## GIVEN INSTRUCTION
Quote the whole listing word for word. Do not include the pictures.

(Stored records)
# # # # #

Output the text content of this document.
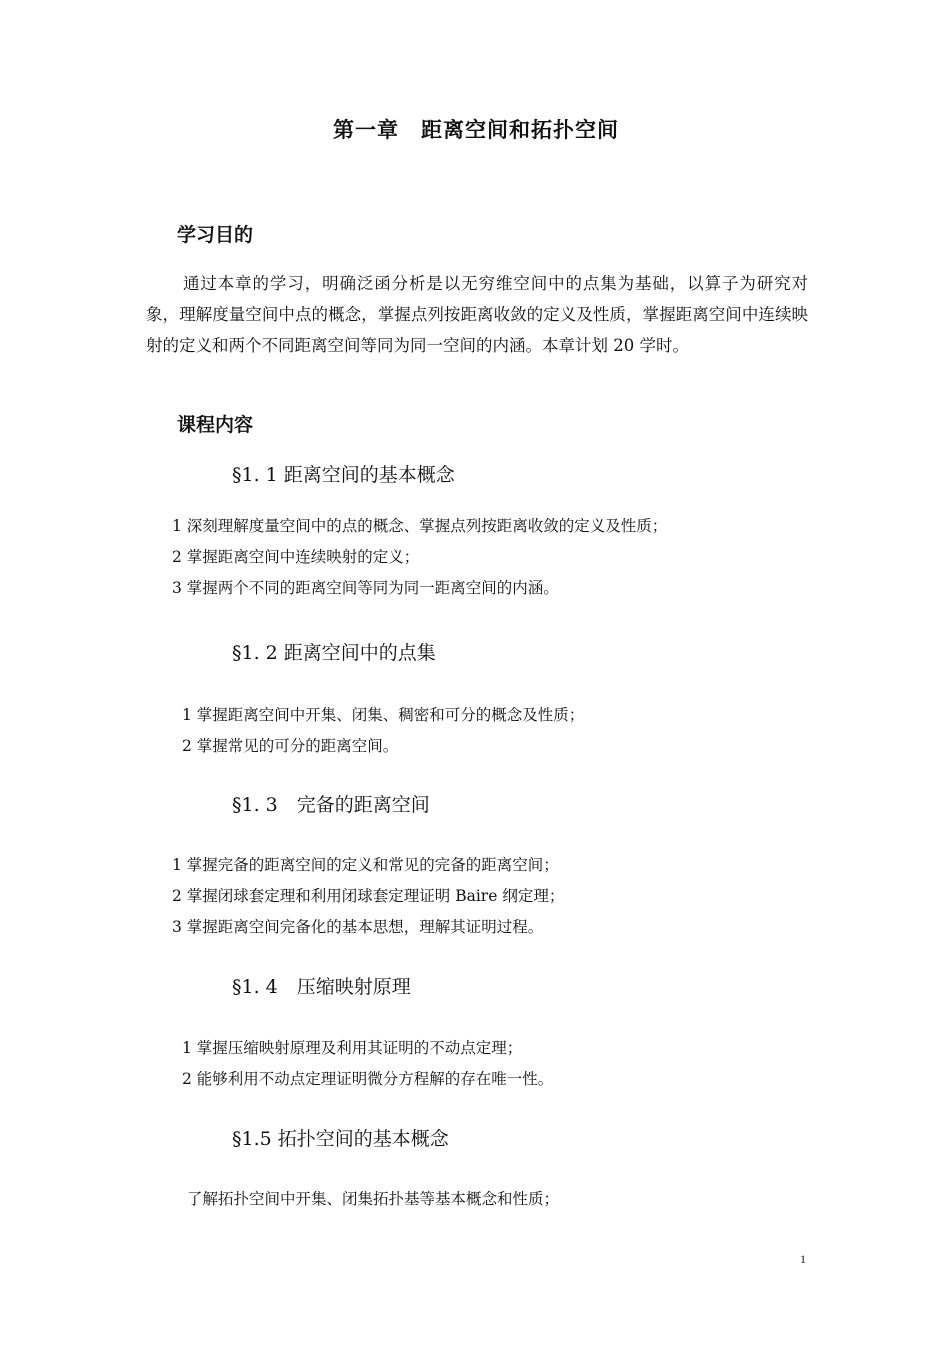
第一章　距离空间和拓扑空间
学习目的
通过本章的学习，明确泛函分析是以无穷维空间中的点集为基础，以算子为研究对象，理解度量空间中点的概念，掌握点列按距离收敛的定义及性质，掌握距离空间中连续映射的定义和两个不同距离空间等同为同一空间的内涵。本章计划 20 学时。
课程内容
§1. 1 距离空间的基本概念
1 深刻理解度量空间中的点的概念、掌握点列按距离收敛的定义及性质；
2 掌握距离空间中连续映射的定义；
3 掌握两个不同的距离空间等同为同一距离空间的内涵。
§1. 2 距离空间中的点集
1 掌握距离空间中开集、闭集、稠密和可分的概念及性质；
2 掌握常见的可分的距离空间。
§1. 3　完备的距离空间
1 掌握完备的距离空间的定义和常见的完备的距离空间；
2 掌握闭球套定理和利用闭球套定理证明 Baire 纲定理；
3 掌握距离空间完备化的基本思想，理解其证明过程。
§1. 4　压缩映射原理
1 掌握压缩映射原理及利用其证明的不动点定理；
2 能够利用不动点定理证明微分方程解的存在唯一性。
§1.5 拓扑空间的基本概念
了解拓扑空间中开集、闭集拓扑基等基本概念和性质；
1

# # # # #

## EXERCISE SOLUTION
Output the text content of this document.
第一章　距离空间和拓扑空间
学习目的
通过本章的学习，明确泛函分析是以无穷维空间中的点集为基础，以算子为研究对象，理解度量空间中点的概念，掌握点列按距离收敛的定义及性质，掌握距离空间中连续映射的定义和两个不同距离空间等同为同一空间的内涵。本章计划 20 学时。
课程内容
§1. 1 距离空间的基本概念
1 深刻理解度量空间中的点的概念、掌握点列按距离收敛的定义及性质；
2 掌握距离空间中连续映射的定义；
3 掌握两个不同的距离空间等同为同一距离空间的内涵。
§1. 2 距离空间中的点集
1 掌握距离空间中开集、闭集、稠密和可分的概念及性质；
2 掌握常见的可分的距离空间。
§1. 3　完备的距离空间
1 掌握完备的距离空间的定义和常见的完备的距离空间；
2 掌握闭球套定理和利用闭球套定理证明 Baire 纲定理；
3 掌握距离空间完备化的基本思想，理解其证明过程。
§1. 4　压缩映射原理
1 掌握压缩映射原理及利用其证明的不动点定理；
2 能够利用不动点定理证明微分方程解的存在唯一性。
§1.5 拓扑空间的基本概念
了解拓扑空间中开集、闭集拓扑基等基本概念和性质；
1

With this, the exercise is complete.